* _DIRECTIVE_:
Please reproduce every record, keeping each one exactly as written.

++++

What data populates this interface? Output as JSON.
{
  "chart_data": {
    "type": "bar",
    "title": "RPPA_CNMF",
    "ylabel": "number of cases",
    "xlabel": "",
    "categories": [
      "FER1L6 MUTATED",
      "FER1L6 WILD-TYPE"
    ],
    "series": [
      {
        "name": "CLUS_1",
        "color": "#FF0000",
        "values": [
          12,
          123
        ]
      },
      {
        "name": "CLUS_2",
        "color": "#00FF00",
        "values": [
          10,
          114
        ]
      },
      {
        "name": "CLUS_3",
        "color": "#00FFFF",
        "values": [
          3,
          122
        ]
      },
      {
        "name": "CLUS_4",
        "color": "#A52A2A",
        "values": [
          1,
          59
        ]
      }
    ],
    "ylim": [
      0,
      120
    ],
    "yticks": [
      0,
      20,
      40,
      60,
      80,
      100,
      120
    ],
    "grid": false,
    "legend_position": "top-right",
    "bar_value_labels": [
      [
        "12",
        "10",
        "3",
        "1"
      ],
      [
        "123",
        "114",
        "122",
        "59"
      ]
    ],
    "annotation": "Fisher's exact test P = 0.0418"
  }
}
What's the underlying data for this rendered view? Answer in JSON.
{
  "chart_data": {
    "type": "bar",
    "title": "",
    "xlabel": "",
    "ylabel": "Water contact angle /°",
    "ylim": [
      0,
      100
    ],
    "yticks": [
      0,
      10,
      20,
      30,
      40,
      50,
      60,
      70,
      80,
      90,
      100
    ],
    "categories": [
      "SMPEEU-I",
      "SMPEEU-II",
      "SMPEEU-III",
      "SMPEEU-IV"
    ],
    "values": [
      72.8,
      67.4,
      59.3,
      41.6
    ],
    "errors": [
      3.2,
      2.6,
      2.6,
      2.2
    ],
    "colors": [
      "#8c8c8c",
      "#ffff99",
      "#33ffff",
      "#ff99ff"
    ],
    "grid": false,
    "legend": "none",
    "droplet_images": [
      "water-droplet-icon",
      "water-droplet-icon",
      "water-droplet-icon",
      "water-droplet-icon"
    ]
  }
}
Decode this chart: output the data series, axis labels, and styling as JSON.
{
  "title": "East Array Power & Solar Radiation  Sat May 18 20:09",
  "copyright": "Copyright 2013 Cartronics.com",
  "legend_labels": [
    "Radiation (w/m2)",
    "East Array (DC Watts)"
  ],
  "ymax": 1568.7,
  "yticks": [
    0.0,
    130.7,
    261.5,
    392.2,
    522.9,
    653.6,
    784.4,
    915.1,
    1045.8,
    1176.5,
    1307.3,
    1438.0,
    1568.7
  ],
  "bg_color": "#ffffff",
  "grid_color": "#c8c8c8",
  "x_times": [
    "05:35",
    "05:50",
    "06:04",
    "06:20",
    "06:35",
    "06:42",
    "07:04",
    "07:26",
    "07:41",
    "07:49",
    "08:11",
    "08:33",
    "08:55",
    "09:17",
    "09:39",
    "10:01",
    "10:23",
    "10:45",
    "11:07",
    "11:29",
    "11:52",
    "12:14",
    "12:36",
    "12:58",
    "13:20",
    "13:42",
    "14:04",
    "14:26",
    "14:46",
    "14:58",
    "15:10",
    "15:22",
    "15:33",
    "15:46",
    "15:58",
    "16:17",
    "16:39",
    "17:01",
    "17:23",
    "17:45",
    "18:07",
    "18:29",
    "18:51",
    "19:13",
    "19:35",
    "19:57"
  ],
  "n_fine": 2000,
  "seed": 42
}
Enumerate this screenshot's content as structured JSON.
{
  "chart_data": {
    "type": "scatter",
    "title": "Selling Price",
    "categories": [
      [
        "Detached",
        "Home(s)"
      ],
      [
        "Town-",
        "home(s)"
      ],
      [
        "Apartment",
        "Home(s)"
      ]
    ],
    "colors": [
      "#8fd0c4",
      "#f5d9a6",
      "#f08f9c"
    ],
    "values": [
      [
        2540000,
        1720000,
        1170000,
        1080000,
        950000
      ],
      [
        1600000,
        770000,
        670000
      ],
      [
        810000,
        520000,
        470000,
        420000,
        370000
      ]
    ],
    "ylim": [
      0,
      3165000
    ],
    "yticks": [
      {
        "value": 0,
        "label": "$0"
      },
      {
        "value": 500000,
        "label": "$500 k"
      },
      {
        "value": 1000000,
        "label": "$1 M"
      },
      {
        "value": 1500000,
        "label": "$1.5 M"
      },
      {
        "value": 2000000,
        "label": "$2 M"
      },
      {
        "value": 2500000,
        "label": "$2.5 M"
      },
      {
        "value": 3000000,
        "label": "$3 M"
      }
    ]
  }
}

++++

* _FINAL ANSWER_:
What data populates this interface? Output as JSON.
{
  "chart_data": {
    "type": "bar",
    "title": "RPPA_CNMF",
    "ylabel": "number of cases",
    "xlabel": "",
    "categories": [
      "FER1L6 MUTATED",
      "FER1L6 WILD-TYPE"
    ],
    "series": [
      {
        "name": "CLUS_1",
        "color": "#FF0000",
        "values": [
          12,
          123
        ]
      },
      {
        "name": "CLUS_2",
        "color": "#00FF00",
        "values": [
          10,
          114
        ]
      },
      {
        "name": "CLUS_3",
        "color": "#00FFFF",
        "values": [
          3,
          122
        ]
      },
      {
        "name": "CLUS_4",
        "color": "#A52A2A",
        "values": [
          1,
          59
        ]
      }
    ],
    "ylim": [
      0,
      120
    ],
    "yticks": [
      0,
      20,
      40,
      60,
      80,
      100,
      120
    ],
    "grid": false,
    "legend_position": "top-right",
    "bar_value_labels": [
      [
        "12",
        "10",
        "3",
        "1"
      ],
      [
        "123",
        "114",
        "122",
        "59"
      ]
    ],
    "annotation": "Fisher's exact test P = 0.0418"
  }
}
What's the underlying data for this rendered view? Answer in JSON.
{
  "chart_data": {
    "type": "bar",
    "title": "",
    "xlabel": "",
    "ylabel": "Water contact angle /°",
    "ylim": [
      0,
      100
    ],
    "yticks": [
      0,
      10,
      20,
      30,
      40,
      50,
      60,
      70,
      80,
      90,
      100
    ],
    "categories": [
      "SMPEEU-I",
      "SMPEEU-II",
      "SMPEEU-III",
      "SMPEEU-IV"
    ],
    "values": [
      72.8,
      67.4,
      59.3,
      41.6
    ],
    "errors": [
      3.2,
      2.6,
      2.6,
      2.2
    ],
    "colors": [
      "#8c8c8c",
      "#ffff99",
      "#33ffff",
      "#ff99ff"
    ],
    "grid": false,
    "legend": "none",
    "droplet_images": [
      "water-droplet-icon",
      "water-droplet-icon",
      "water-droplet-icon",
      "water-droplet-icon"
    ]
  }
}
Decode this chart: output the data series, axis labels, and styling as JSON.
{
  "title": "East Array Power & Solar Radiation  Sat May 18 20:09",
  "copyright": "Copyright 2013 Cartronics.com",
  "legend_labels": [
    "Radiation (w/m2)",
    "East Array (DC Watts)"
  ],
  "ymax": 1568.7,
  "yticks": [
    0.0,
    130.7,
    261.5,
    392.2,
    522.9,
    653.6,
    784.4,
    915.1,
    1045.8,
    1176.5,
    1307.3,
    1438.0,
    1568.7
  ],
  "bg_color": "#ffffff",
  "grid_color": "#c8c8c8",
  "x_times": [
    "05:35",
    "05:50",
    "06:04",
    "06:20",
    "06:35",
    "06:42",
    "07:04",
    "07:26",
    "07:41",
    "07:49",
    "08:11",
    "08:33",
    "08:55",
    "09:17",
    "09:39",
    "10:01",
    "10:23",
    "10:45",
    "11:07",
    "11:29",
    "11:52",
    "12:14",
    "12:36",
    "12:58",
    "13:20",
    "13:42",
    "14:04",
    "14:26",
    "14:46",
    "14:58",
    "15:10",
    "15:22",
    "15:33",
    "15:46",
    "15:58",
    "16:17",
    "16:39",
    "17:01",
    "17:23",
    "17:45",
    "18:07",
    "18:29",
    "18:51",
    "19:13",
    "19:35",
    "19:57"
  ],
  "n_fine": 2000,
  "seed": 42
}
Enumerate this screenshot's content as structured JSON.
{
  "chart_data": {
    "type": "scatter",
    "title": "Selling Price",
    "categories": [
      [
        "Detached",
        "Home(s)"
      ],
      [
        "Town-",
        "home(s)"
      ],
      [
        "Apartment",
        "Home(s)"
      ]
    ],
    "colors": [
      "#8fd0c4",
      "#f5d9a6",
      "#f08f9c"
    ],
    "values": [
      [
        2540000,
        1720000,
        1170000,
        1080000,
        950000
      ],
      [
        1600000,
        770000,
        670000
      ],
      [
        810000,
        520000,
        470000,
        420000,
        370000
      ]
    ],
    "ylim": [
      0,
      3165000
    ],
    "yticks": [
      {
        "value": 0,
        "label": "$0"
      },
      {
        "value": 500000,
        "label": "$500 k"
      },
      {
        "value": 1000000,
        "label": "$1 M"
      },
      {
        "value": 1500000,
        "label": "$1.5 M"
      },
      {
        "value": 2000000,
        "label": "$2 M"
      },
      {
        "value": 2500000,
        "label": "$2.5 M"
      },
      {
        "value": 3000000,
        "label": "$3 M"
      }
    ]
  }
}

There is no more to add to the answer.